--- START OF Supplied information ---

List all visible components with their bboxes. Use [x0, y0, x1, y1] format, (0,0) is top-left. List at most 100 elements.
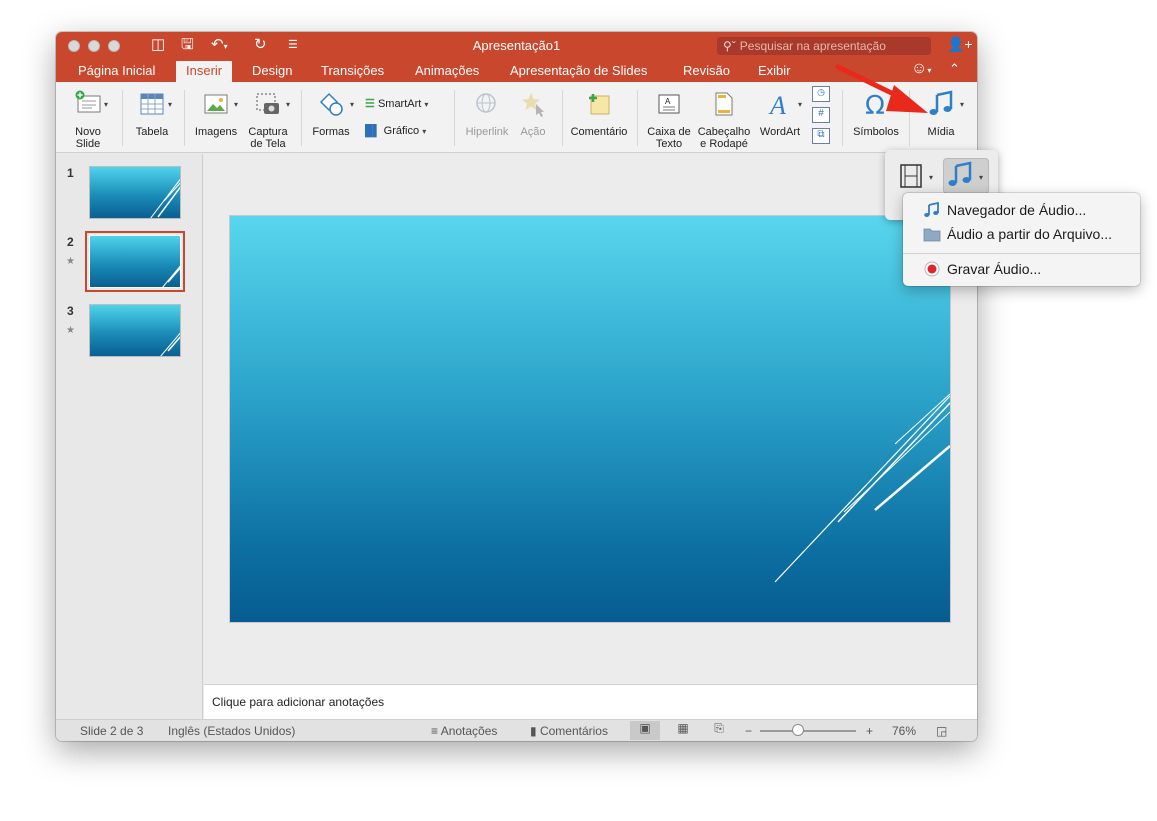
slide-thumbnail-2[interactable] [85, 231, 185, 292]
tabela-label: Tabela [135, 126, 169, 138]
svg-text:▾: ▾ [979, 173, 983, 182]
zoom-slider[interactable] [760, 730, 856, 732]
grafico-label: Gráfico [383, 125, 420, 137]
simbolos-label: Símbolos [853, 126, 899, 138]
table-icon [140, 93, 164, 115]
record-icon [924, 261, 940, 277]
zoom-slider-handle[interactable] [792, 724, 804, 736]
video-button[interactable]: ▾ [895, 158, 941, 194]
wordart-label: WordArt [759, 126, 801, 138]
novo-slide-label: Novo Slide [75, 126, 101, 150]
animation-star-icon: ★ [66, 256, 75, 267]
status-bar: Slide 2 de 3 Inglês (Estados Unidos) ≡ A… [56, 719, 977, 741]
screenshot-camera-icon [256, 93, 279, 114]
comments-toggle[interactable]: ▮ Comentários [530, 724, 608, 738]
slide-decoration [162, 265, 180, 287]
tab-inserir[interactable]: Inserir [176, 61, 233, 82]
shapes-icon [319, 92, 343, 116]
comentario-label: Comentário [570, 126, 628, 138]
slide-decoration [160, 332, 180, 356]
object-icon[interactable]: ⧉ [812, 128, 830, 144]
normal-view-icon: ▣ [639, 721, 651, 735]
notes-placeholder: Clique para adicionar anotações [212, 695, 385, 709]
acao-button[interactable]: Ação [513, 82, 553, 153]
tab-revisao[interactable]: Revisão [683, 62, 730, 79]
menu-item-navegador-de-audio[interactable]: Navegador de Áudio... [903, 199, 1140, 221]
menu-item-gravar-audio[interactable]: Gravar Áudio... [903, 258, 1140, 280]
new-slide-icon [75, 90, 101, 113]
tabela-button[interactable]: ▾ Tabela [130, 82, 174, 153]
zoom-out-button[interactable]: − [745, 724, 752, 738]
smartart-button[interactable]: ☰ SmartArt ▾ [365, 97, 428, 110]
slide-number: 3 [67, 304, 74, 318]
slide-thumbnail-3[interactable] [89, 304, 181, 357]
folder-icon [923, 228, 941, 242]
notes-input[interactable]: Clique para adicionar anotações [204, 684, 977, 719]
grafico-button[interactable]: █▌ Gráfico ▾ [365, 125, 426, 137]
chevron-down-icon: ▾ [350, 100, 355, 109]
slide-number: 2 [67, 235, 74, 249]
chevron-down-icon: ▾ [798, 100, 803, 109]
smartart-label: SmartArt [377, 98, 422, 110]
tab-design[interactable]: Design [252, 62, 292, 79]
formas-label: Formas [312, 126, 350, 138]
music-note-icon: ▾ [948, 161, 983, 186]
comentario-button[interactable]: Comentário [568, 82, 630, 153]
powerpoint-window: ◫ 🖫 ↶▾ ↻ ☰ Apresentação1 ⚲ˇ Pesquisar na … [56, 32, 977, 741]
tab-animacoes[interactable]: Animações [415, 62, 479, 79]
search-input[interactable]: ⚲ˇ Pesquisar na apresentação [717, 37, 931, 55]
search-icon: ⚲ˇ [723, 39, 736, 53]
audio-button[interactable]: ▾ [943, 158, 989, 194]
menu-item-audio-do-arquivo[interactable]: Áudio a partir do Arquivo... [903, 223, 1140, 245]
notes-toggle[interactable]: ≡ Anotações [431, 724, 497, 738]
comments-toggle-label: Comentários [539, 724, 608, 738]
slide-counter: Slide 2 de 3 [80, 724, 144, 738]
slide-thumbnail-1[interactable] [89, 166, 181, 219]
novo-slide-button[interactable]: ▾ Novo Slide [66, 82, 110, 153]
slide-editor [204, 154, 977, 684]
imagens-label: Imagens [194, 126, 238, 138]
menu-item-label: Navegador de Áudio... [947, 202, 1087, 218]
tab-transicoes[interactable]: Transições [321, 62, 384, 79]
fit-to-window-icon[interactable]: ◲ [936, 724, 947, 738]
presenter-icon: ⎘ [714, 721, 724, 735]
language-indicator[interactable]: Inglês (Estados Unidos) [168, 724, 295, 738]
wordart-a-icon: A [768, 91, 786, 118]
red-annotation-arrow [835, 64, 928, 113]
formas-button[interactable]: ▾ Formas [308, 82, 354, 153]
slide-sorter-view-button[interactable]: ▦ [668, 721, 698, 740]
caixa-de-texto-button[interactable]: A Caixa de Texto [644, 82, 694, 153]
zoom-level[interactable]: 76% [892, 724, 916, 738]
captura-de-tela-button[interactable]: ▾ Captura de Tela [244, 82, 292, 153]
cabecalho-rodape-label: Cabeçalho e Rodapé [697, 126, 751, 150]
hiperlink-button[interactable]: Hiperlink [461, 82, 513, 153]
chevron-down-icon: ▾ [104, 100, 109, 109]
chart-icon: █▌ [365, 125, 381, 137]
current-slide[interactable] [230, 216, 950, 622]
normal-view-button[interactable]: ▣ [630, 721, 660, 740]
tab-exibir[interactable]: Exibir [758, 62, 791, 79]
presenter-view-button[interactable]: ⎘ [704, 721, 734, 740]
slide-number: 1 [67, 166, 74, 180]
wordart-button[interactable]: A ▾ WordArt [756, 82, 804, 153]
cabecalho-rodape-button[interactable]: Cabeçalho e Rodapé [696, 82, 752, 153]
tab-pagina-inicial[interactable]: Página Inicial [78, 62, 155, 79]
tab-apresentacao-de-slides[interactable]: Apresentação de Slides [510, 62, 647, 79]
svg-text:A: A [665, 97, 671, 106]
caixa-de-texto-label: Caixa de Texto [647, 126, 691, 150]
imagens-button[interactable]: ▾ Imagens [192, 82, 240, 153]
share-user-icon[interactable]: 👤+ [947, 36, 973, 53]
slide-line-decoration [774, 393, 950, 583]
menu-divider [903, 253, 1140, 254]
chevron-down-icon: ▾ [424, 100, 429, 109]
comment-bubble-icon: ▮ [530, 724, 537, 738]
menu-item-label: Áudio a partir do Arquivo... [947, 226, 1112, 242]
picture-icon [204, 94, 228, 114]
zoom-in-button[interactable]: + [866, 724, 873, 738]
grid-icon: ▦ [677, 721, 689, 735]
notes-icon: ≡ [431, 724, 439, 738]
music-note-icon [924, 202, 939, 217]
collapse-ribbon-icon[interactable]: ⌃ [949, 61, 960, 77]
header-footer-icon [715, 92, 733, 116]
chevron-down-icon: ▾ [286, 100, 291, 109]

--- END OF Supplied information ---

* **Job**: Retype every row above character for character, leaving out the pictures.

* **Solution for this task**:
List all visible components with their bboxes. Use [x0, y0, x1, y1] format, (0,0) is top-left. List at most 100 elements.
slide-thumbnail-2[interactable] [85, 231, 185, 292]
tabela-label: Tabela [135, 126, 169, 138]
svg-text:▾: ▾ [979, 173, 983, 182]
zoom-slider[interactable] [760, 730, 856, 732]
grafico-label: Gráfico [383, 125, 420, 137]
simbolos-label: Símbolos [853, 126, 899, 138]
table-icon [140, 93, 164, 115]
record-icon [924, 261, 940, 277]
zoom-slider-handle[interactable] [792, 724, 804, 736]
video-button[interactable]: ▾ [895, 158, 941, 194]
wordart-label: WordArt [759, 126, 801, 138]
novo-slide-label: Novo Slide [75, 126, 101, 150]
animation-star-icon: ★ [66, 256, 75, 267]
status-bar: Slide 2 de 3 Inglês (Estados Unidos) ≡ A… [56, 719, 977, 741]
screenshot-camera-icon [256, 93, 279, 114]
comments-toggle[interactable]: ▮ Comentários [530, 724, 608, 738]
slide-decoration [162, 265, 180, 287]
tab-inserir[interactable]: Inserir [176, 61, 233, 82]
shapes-icon [319, 92, 343, 116]
comentario-label: Comentário [570, 126, 628, 138]
slide-decoration [160, 332, 180, 356]
object-icon[interactable]: ⧉ [812, 128, 830, 144]
normal-view-icon: ▣ [639, 721, 651, 735]
notes-placeholder: Clique para adicionar anotações [212, 695, 385, 709]
acao-button[interactable]: Ação [513, 82, 553, 153]
tab-revisao[interactable]: Revisão [683, 62, 730, 79]
menu-item-navegador-de-audio[interactable]: Navegador de Áudio... [903, 199, 1140, 221]
menu-item-gravar-audio[interactable]: Gravar Áudio... [903, 258, 1140, 280]
new-slide-icon [75, 90, 101, 113]
tabela-button[interactable]: ▾ Tabela [130, 82, 174, 153]
zoom-out-button[interactable]: − [745, 724, 752, 738]
smartart-button[interactable]: ☰ SmartArt ▾ [365, 97, 428, 110]
slide-number: 3 [67, 304, 74, 318]
slide-thumbnail-3[interactable] [89, 304, 181, 357]
folder-icon [923, 228, 941, 242]
notes-input[interactable]: Clique para adicionar anotações [204, 684, 977, 719]
grafico-button[interactable]: █▌ Gráfico ▾ [365, 125, 426, 137]
chevron-down-icon: ▾ [350, 100, 355, 109]
slide-number: 2 [67, 235, 74, 249]
chevron-down-icon: ▾ [798, 100, 803, 109]
smartart-label: SmartArt [377, 98, 422, 110]
tab-design[interactable]: Design [252, 62, 292, 79]
formas-label: Formas [312, 126, 350, 138]
music-note-icon: ▾ [948, 161, 983, 186]
comentario-button[interactable]: Comentário [568, 82, 630, 153]
powerpoint-window: ◫ 🖫 ↶▾ ↻ ☰ Apresentação1 ⚲ˇ Pesquisar na … [56, 32, 977, 741]
tab-animacoes[interactable]: Animações [415, 62, 479, 79]
search-input[interactable]: ⚲ˇ Pesquisar na apresentação [717, 37, 931, 55]
search-icon: ⚲ˇ [723, 39, 736, 53]
audio-button[interactable]: ▾ [943, 158, 989, 194]
menu-item-audio-do-arquivo[interactable]: Áudio a partir do Arquivo... [903, 223, 1140, 245]
notes-toggle[interactable]: ≡ Anotações [431, 724, 497, 738]
comments-toggle-label: Comentários [539, 724, 608, 738]
slide-counter: Slide 2 de 3 [80, 724, 144, 738]
slide-thumbnail-1[interactable] [89, 166, 181, 219]
novo-slide-button[interactable]: ▾ Novo Slide [66, 82, 110, 153]
slide-editor [204, 154, 977, 684]
imagens-label: Imagens [194, 126, 238, 138]
menu-item-label: Navegador de Áudio... [947, 202, 1087, 218]
tab-transicoes[interactable]: Transições [321, 62, 384, 79]
fit-to-window-icon[interactable]: ◲ [936, 724, 947, 738]
presenter-icon: ⎘ [714, 721, 724, 735]
language-indicator[interactable]: Inglês (Estados Unidos) [168, 724, 295, 738]
wordart-a-icon: A [768, 91, 786, 118]
red-annotation-arrow [835, 64, 928, 113]
formas-button[interactable]: ▾ Formas [308, 82, 354, 153]
slide-sorter-view-button[interactable]: ▦ [668, 721, 698, 740]
caixa-de-texto-button[interactable]: A Caixa de Texto [644, 82, 694, 153]
zoom-level[interactable]: 76% [892, 724, 916, 738]
captura-de-tela-button[interactable]: ▾ Captura de Tela [244, 82, 292, 153]
cabecalho-rodape-label: Cabeçalho e Rodapé [697, 126, 751, 150]
hiperlink-button[interactable]: Hiperlink [461, 82, 513, 153]
chevron-down-icon: ▾ [104, 100, 109, 109]
chart-icon: █▌ [365, 125, 381, 137]
current-slide[interactable] [230, 216, 950, 622]
normal-view-button[interactable]: ▣ [630, 721, 660, 740]
tab-exibir[interactable]: Exibir [758, 62, 791, 79]
presenter-view-button[interactable]: ⎘ [704, 721, 734, 740]
slide-number: 1 [67, 166, 74, 180]
wordart-button[interactable]: A ▾ WordArt [756, 82, 804, 153]
cabecalho-rodape-button[interactable]: Cabeçalho e Rodapé [696, 82, 752, 153]
tab-pagina-inicial[interactable]: Página Inicial [78, 62, 155, 79]
tab-apresentacao-de-slides[interactable]: Apresentação de Slides [510, 62, 647, 79]
svg-text:A: A [665, 97, 671, 106]
caixa-de-texto-label: Caixa de Texto [647, 126, 691, 150]
imagens-button[interactable]: ▾ Imagens [192, 82, 240, 153]
share-user-icon[interactable]: 👤+ [947, 36, 973, 53]
slide-line-decoration [774, 393, 950, 583]
menu-divider [903, 253, 1140, 254]
chevron-down-icon: ▾ [424, 100, 429, 109]
comment-bubble-icon: ▮ [530, 724, 537, 738]
menu-item-label: Áudio a partir do Arquivo... [947, 226, 1112, 242]
picture-icon [204, 94, 228, 114]
zoom-in-button[interactable]: + [866, 724, 873, 738]
grid-icon: ▦ [677, 721, 689, 735]
notes-icon: ≡ [431, 724, 439, 738]
music-note-icon [924, 202, 939, 217]
collapse-ribbon-icon[interactable]: ⌃ [949, 61, 960, 77]
header-footer-icon [715, 92, 733, 116]
chevron-down-icon: ▾ [286, 100, 291, 109]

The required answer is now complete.